[Rows from a figure dataset]
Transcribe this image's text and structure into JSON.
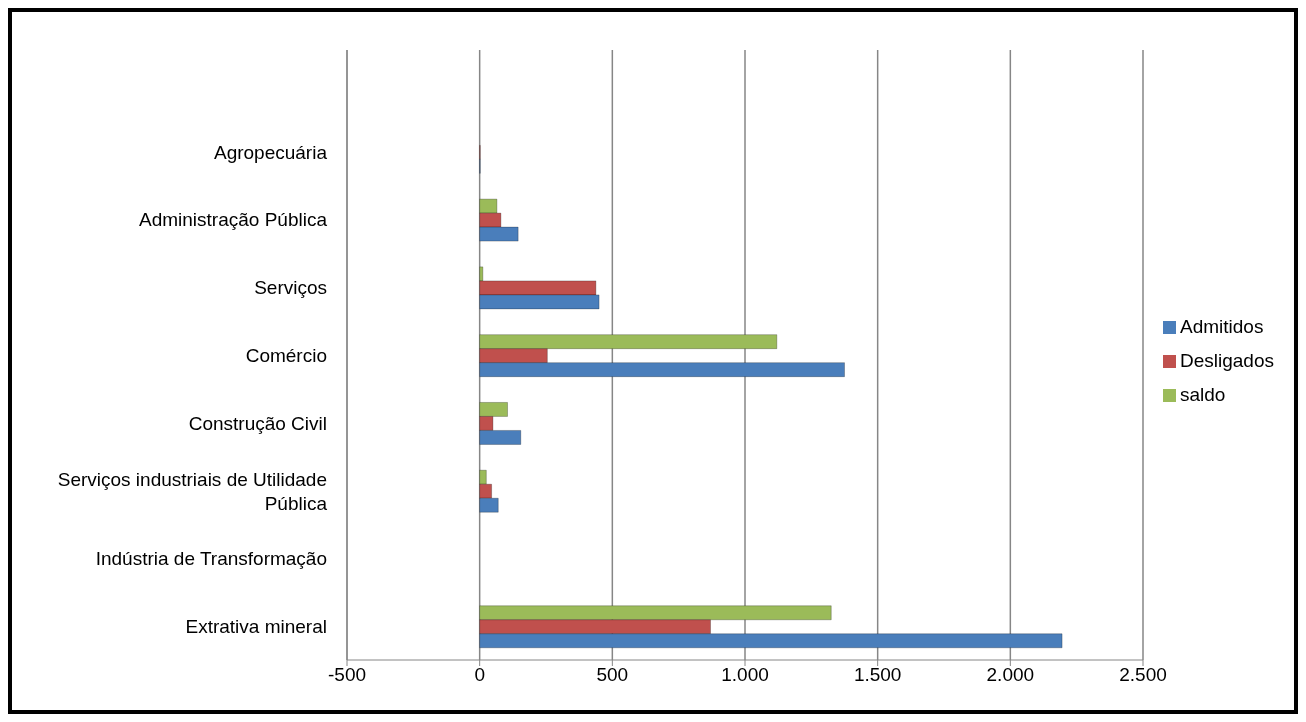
{
  "chart_data": {
    "type": "bar",
    "orientation": "horizontal",
    "categories": [
      null,
      "Agropecuária",
      "Administração Pública",
      "Serviços",
      "Comércio",
      "Construção Civil",
      "Serviços industriais de Utilidade Pública",
      "Indústria de Transformação",
      "Extrativa mineral"
    ],
    "series": [
      {
        "name": "saldo",
        "color": "#9bbb59",
        "values": [
          null,
          0,
          65,
          12,
          1120,
          105,
          25,
          0,
          1325
        ]
      },
      {
        "name": "Desligados",
        "color": "#c0504d",
        "values": [
          null,
          2,
          80,
          438,
          255,
          50,
          45,
          0,
          870
        ]
      },
      {
        "name": "Admitidos",
        "color": "#4a7ebb",
        "values": [
          null,
          2,
          145,
          450,
          1375,
          155,
          70,
          0,
          2195
        ]
      }
    ],
    "xlim": [
      -500,
      2500
    ],
    "xticks": [
      -500,
      0,
      500,
      {
        "value": 1000,
        "label": "1.000"
      },
      {
        "value": 1500,
        "label": "1.500"
      },
      {
        "value": 2000,
        "label": "2.000"
      },
      {
        "value": 2500,
        "label": "2.500"
      }
    ],
    "grid": "x",
    "legend": "right"
  }
}
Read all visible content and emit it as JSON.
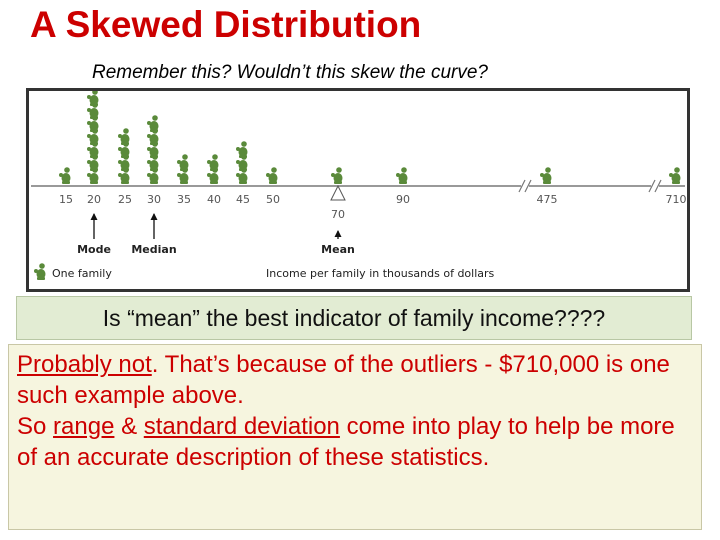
{
  "slide": {
    "title": "A Skewed Distribution",
    "subtitle": "Remember this? Wouldn’t this skew the curve?"
  },
  "figure": {
    "axis_ticks": [
      "15",
      "20",
      "25",
      "30",
      "35",
      "40",
      "45",
      "50",
      "70",
      "90",
      "475",
      "710"
    ],
    "families_per_income": [
      {
        "income": "15",
        "families": 1
      },
      {
        "income": "20",
        "families": 7
      },
      {
        "income": "25",
        "families": 4
      },
      {
        "income": "30",
        "families": 5
      },
      {
        "income": "35",
        "families": 2
      },
      {
        "income": "40",
        "families": 2
      },
      {
        "income": "45",
        "families": 3
      },
      {
        "income": "50",
        "families": 1
      },
      {
        "income": "70",
        "families": 1
      },
      {
        "income": "90",
        "families": 1
      },
      {
        "income": "475",
        "families": 1
      },
      {
        "income": "710",
        "families": 1
      }
    ],
    "mode_label": "Mode",
    "median_label": "Median",
    "mean_label": "Mean",
    "legend_label": "One family",
    "axis_caption": "Income per family in thousands of dollars",
    "figure_color": "#5a8a3a"
  },
  "question": "Is “mean” the best indicator of family income????",
  "answer": {
    "part1_underlined": "Probably not",
    "part1_rest": ". That’s because of the outliers - $710,000 is one such example above.",
    "part2_prefix": "So ",
    "range_term": "range",
    "amp": " & ",
    "sd_term": "standard deviation",
    "part2_rest": " come into play to help be more of an accurate description of these statistics."
  }
}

§ **TASK GOAL**
Pull out every line of the entries that includes the word "family".

§ **ANSWER TO THIS TASK**
    "legend_label": "One family",
    "axis_caption": "Income per family in thousands of dollars",
  "question": "Is “mean” the best indicator of family income????",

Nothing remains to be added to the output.